*Exercise brief*
In the records below, find each line with the word "Iron" and copy it.

[Records from a collection of figures]
>>>

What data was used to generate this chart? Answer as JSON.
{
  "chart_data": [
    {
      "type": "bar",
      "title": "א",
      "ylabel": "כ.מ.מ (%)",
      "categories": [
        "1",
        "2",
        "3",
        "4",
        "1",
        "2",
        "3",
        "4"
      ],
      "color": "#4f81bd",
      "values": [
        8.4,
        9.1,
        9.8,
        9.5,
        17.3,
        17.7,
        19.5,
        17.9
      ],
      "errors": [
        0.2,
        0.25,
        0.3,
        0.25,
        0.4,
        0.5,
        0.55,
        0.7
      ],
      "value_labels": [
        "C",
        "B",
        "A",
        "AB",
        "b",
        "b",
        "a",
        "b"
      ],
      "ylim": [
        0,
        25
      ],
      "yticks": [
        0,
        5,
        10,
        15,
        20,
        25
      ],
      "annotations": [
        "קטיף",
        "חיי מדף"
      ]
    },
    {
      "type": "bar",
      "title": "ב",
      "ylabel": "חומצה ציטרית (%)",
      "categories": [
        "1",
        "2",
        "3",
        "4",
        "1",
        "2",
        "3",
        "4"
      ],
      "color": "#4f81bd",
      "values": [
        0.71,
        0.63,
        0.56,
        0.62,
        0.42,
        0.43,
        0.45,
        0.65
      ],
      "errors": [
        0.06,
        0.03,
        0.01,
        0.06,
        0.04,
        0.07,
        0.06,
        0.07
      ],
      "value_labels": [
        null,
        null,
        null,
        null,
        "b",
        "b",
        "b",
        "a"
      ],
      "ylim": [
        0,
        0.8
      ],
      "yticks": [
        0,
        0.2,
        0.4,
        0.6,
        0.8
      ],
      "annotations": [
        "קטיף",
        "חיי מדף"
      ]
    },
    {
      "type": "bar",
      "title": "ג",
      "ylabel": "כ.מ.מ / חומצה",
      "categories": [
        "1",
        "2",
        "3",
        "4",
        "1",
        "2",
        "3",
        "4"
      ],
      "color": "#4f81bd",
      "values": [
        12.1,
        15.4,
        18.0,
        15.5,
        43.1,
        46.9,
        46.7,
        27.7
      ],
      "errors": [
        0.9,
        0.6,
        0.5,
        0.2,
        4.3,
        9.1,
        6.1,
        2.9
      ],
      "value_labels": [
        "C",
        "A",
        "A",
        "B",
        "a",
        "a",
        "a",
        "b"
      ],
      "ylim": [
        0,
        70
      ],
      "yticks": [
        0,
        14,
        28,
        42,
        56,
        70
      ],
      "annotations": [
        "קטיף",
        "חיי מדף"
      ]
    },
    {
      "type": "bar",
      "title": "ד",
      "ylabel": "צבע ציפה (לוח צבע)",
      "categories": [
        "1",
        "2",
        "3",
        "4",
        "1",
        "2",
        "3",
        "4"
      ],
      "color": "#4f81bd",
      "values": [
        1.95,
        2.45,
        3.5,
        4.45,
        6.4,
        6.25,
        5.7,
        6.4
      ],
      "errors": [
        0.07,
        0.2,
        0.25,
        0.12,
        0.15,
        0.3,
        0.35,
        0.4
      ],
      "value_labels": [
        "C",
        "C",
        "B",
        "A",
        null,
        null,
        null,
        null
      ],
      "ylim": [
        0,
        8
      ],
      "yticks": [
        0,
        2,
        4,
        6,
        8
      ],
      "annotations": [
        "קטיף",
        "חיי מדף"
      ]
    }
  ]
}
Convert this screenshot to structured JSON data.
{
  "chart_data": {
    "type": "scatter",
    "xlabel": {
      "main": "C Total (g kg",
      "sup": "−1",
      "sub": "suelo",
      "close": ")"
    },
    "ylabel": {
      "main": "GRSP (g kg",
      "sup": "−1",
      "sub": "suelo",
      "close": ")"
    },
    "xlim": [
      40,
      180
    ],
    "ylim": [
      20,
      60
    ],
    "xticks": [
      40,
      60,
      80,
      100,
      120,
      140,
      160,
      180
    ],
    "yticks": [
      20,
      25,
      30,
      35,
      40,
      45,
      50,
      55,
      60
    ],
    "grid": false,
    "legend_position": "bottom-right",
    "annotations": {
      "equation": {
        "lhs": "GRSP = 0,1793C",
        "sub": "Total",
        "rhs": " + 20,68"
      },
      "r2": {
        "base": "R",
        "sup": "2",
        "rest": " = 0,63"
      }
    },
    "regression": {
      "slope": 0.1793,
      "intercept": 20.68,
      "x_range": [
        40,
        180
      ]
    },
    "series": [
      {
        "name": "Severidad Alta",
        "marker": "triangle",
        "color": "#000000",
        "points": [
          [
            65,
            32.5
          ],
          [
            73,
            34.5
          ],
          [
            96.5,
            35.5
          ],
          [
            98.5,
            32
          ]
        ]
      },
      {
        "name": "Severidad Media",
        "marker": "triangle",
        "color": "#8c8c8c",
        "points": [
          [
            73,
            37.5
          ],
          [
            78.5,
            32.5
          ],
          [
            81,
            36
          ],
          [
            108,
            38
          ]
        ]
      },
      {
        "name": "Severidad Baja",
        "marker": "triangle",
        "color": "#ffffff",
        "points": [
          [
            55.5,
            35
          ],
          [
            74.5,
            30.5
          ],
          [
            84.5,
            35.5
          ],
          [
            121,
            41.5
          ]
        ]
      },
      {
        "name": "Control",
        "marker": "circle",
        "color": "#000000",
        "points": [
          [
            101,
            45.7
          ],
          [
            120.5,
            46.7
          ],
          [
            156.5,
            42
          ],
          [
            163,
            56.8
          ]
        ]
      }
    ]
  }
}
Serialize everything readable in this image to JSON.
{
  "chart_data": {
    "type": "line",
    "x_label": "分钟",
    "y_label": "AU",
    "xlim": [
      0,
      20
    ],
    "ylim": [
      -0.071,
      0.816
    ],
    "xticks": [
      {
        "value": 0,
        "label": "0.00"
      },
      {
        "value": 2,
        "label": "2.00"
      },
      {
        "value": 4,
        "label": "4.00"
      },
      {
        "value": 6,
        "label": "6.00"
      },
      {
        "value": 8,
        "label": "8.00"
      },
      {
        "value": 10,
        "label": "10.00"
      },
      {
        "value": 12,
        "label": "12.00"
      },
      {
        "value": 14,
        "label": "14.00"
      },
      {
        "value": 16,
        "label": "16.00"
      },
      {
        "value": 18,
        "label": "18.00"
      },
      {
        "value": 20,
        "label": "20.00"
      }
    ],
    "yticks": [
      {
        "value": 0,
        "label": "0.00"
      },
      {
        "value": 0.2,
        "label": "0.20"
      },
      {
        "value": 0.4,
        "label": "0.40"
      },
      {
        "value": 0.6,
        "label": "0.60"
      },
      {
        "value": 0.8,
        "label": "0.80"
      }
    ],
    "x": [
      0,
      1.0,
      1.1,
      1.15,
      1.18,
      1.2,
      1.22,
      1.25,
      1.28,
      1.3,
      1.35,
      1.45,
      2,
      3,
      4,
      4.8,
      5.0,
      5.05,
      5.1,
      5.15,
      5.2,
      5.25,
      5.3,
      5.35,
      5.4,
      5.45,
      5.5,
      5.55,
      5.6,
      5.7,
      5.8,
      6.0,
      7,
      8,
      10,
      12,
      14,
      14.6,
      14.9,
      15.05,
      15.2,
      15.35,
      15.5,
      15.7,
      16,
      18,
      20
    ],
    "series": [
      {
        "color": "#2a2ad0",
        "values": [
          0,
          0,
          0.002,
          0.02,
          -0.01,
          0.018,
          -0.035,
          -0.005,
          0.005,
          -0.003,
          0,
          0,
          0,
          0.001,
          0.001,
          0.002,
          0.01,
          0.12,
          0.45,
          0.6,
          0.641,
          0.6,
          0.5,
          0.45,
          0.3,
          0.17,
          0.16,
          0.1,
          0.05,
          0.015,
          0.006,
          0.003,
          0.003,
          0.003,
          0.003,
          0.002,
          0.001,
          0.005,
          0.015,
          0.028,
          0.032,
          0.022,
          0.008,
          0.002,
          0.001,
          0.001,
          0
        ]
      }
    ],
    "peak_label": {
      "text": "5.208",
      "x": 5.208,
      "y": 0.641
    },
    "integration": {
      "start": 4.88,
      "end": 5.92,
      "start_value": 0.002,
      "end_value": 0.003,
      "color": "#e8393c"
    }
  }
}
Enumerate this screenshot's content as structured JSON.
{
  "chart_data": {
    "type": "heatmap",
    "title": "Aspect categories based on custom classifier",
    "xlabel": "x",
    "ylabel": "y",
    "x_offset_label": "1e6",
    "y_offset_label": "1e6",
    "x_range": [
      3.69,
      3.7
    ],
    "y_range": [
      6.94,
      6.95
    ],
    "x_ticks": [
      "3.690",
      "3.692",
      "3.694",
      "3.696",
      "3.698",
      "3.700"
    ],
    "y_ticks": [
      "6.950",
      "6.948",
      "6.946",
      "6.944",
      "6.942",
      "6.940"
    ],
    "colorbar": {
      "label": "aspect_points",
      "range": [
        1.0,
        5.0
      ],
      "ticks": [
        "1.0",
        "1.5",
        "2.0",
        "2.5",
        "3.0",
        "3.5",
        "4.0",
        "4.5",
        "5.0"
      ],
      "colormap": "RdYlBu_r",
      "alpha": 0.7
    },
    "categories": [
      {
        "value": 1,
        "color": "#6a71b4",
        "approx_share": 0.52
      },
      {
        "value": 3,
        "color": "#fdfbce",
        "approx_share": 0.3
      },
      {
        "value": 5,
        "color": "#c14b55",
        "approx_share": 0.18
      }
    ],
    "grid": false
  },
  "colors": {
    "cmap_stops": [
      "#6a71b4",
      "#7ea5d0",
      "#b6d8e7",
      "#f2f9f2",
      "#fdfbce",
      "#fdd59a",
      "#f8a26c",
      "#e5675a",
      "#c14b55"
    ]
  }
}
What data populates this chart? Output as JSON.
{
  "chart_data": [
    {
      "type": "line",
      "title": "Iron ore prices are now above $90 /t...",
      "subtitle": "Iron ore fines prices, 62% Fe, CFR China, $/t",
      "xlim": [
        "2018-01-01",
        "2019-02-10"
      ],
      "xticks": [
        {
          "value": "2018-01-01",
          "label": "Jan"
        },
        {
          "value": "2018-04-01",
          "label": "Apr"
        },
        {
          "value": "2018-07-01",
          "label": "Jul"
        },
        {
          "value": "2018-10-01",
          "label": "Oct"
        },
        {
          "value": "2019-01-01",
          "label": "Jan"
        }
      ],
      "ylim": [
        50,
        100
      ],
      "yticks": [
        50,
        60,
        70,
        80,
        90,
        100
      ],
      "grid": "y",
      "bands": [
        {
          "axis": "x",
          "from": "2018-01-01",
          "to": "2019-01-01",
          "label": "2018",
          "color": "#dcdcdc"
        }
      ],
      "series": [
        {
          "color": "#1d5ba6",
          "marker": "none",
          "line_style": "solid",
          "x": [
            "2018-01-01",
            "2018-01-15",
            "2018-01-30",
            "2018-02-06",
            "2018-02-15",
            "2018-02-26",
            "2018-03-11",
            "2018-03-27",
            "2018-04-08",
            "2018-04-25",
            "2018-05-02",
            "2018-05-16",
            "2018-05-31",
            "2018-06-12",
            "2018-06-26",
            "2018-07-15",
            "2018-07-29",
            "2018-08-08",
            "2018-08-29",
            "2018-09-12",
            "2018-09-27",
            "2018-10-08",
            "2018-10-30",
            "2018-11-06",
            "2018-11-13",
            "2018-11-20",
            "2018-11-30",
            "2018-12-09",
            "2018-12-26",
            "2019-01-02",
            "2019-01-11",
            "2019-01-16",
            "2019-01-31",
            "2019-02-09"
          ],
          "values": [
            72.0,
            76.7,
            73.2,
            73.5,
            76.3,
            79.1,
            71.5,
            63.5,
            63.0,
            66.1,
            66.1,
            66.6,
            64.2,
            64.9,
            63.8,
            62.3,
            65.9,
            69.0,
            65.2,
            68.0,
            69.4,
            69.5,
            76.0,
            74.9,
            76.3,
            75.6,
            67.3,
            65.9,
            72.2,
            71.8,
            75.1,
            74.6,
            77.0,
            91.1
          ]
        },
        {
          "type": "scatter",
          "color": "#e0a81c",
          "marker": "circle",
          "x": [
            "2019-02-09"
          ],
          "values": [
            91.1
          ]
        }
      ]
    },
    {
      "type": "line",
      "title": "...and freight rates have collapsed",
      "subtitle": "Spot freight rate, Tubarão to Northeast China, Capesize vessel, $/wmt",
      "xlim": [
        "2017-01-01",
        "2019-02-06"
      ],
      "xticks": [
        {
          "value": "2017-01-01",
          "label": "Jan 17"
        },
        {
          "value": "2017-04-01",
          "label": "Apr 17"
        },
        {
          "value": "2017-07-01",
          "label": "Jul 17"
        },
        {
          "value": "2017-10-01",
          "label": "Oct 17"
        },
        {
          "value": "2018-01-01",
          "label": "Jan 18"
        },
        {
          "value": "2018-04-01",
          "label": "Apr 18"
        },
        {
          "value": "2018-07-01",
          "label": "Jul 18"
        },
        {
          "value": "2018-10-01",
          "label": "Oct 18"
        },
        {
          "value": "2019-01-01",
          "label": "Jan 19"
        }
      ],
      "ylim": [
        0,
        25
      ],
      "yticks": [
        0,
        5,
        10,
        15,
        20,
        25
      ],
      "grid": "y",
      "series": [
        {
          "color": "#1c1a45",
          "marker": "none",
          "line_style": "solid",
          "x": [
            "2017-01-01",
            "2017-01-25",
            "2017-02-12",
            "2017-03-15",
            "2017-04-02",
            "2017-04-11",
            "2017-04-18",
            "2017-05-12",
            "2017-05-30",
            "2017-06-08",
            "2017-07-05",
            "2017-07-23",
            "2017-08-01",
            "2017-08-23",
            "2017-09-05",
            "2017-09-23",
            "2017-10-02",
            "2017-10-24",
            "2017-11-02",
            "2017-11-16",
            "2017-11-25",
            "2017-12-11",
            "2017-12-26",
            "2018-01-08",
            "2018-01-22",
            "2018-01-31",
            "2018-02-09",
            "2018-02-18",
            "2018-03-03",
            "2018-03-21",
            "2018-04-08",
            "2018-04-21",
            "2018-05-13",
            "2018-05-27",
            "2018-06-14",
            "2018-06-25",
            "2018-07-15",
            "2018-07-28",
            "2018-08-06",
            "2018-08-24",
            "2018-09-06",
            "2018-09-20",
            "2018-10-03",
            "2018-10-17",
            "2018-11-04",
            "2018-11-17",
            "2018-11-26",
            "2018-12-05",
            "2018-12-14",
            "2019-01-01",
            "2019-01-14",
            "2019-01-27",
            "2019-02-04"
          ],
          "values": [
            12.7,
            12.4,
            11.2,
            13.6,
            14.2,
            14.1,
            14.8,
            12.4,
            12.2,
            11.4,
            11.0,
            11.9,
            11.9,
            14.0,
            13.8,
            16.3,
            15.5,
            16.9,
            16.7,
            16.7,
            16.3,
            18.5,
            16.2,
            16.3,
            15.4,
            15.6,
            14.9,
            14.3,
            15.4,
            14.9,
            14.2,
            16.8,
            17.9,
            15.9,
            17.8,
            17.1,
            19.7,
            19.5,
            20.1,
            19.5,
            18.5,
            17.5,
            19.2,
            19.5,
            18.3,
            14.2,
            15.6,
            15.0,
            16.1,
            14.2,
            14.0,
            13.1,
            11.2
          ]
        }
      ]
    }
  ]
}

<<<

*Written answer*
      "title": "Iron ore prices are now above $90 /t...",
      "subtitle": "Iron ore fines prices, 62% Fe, CFR China, $/t",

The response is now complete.